[Stored records]
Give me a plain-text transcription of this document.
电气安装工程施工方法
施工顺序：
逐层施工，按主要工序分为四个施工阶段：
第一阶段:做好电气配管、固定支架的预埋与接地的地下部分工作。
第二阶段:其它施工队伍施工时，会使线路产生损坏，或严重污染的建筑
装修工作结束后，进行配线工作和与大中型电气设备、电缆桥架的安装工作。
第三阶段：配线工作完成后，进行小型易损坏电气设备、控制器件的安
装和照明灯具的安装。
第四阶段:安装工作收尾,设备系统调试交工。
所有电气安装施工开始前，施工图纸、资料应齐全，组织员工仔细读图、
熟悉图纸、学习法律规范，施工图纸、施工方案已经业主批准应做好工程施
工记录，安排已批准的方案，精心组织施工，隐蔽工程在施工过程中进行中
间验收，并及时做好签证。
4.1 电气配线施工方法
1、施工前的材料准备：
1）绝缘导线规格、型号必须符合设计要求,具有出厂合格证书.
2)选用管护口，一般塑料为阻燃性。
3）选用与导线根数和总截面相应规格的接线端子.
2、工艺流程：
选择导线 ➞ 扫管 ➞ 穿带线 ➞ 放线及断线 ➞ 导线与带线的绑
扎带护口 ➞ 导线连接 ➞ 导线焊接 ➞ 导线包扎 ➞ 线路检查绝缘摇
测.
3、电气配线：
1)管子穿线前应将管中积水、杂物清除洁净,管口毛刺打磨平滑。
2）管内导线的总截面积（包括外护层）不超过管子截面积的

Direction
Extract the full listing above without alteration.

Task answer
Give me a plain-text transcription of this document.
电气安装工程施工方法
施工顺序：
逐层施工，按主要工序分为四个施工阶段：
第一阶段:做好电气配管、固定支架的预埋与接地的地下部分工作。
第二阶段:其它施工队伍施工时，会使线路产生损坏，或严重污染的建筑
装修工作结束后，进行配线工作和与大中型电气设备、电缆桥架的安装工作。
第三阶段：配线工作完成后，进行小型易损坏电气设备、控制器件的安
装和照明灯具的安装。
第四阶段:安装工作收尾,设备系统调试交工。
所有电气安装施工开始前，施工图纸、资料应齐全，组织员工仔细读图、
熟悉图纸、学习法律规范，施工图纸、施工方案已经业主批准应做好工程施
工记录，安排已批准的方案，精心组织施工，隐蔽工程在施工过程中进行中
间验收，并及时做好签证。
4.1 电气配线施工方法
1、施工前的材料准备：
1）绝缘导线规格、型号必须符合设计要求,具有出厂合格证书.
2)选用管护口，一般塑料为阻燃性。
3）选用与导线根数和总截面相应规格的接线端子.
2、工艺流程：
选择导线 ➞ 扫管 ➞ 穿带线 ➞ 放线及断线 ➞ 导线与带线的绑
扎带护口 ➞ 导线连接 ➞ 导线焊接 ➞ 导线包扎 ➞ 线路检查绝缘摇
测.
3、电气配线：
1)管子穿线前应将管中积水、杂物清除洁净,管口毛刺打磨平滑。
2）管内导线的总截面积（包括外护层）不超过管子截面积的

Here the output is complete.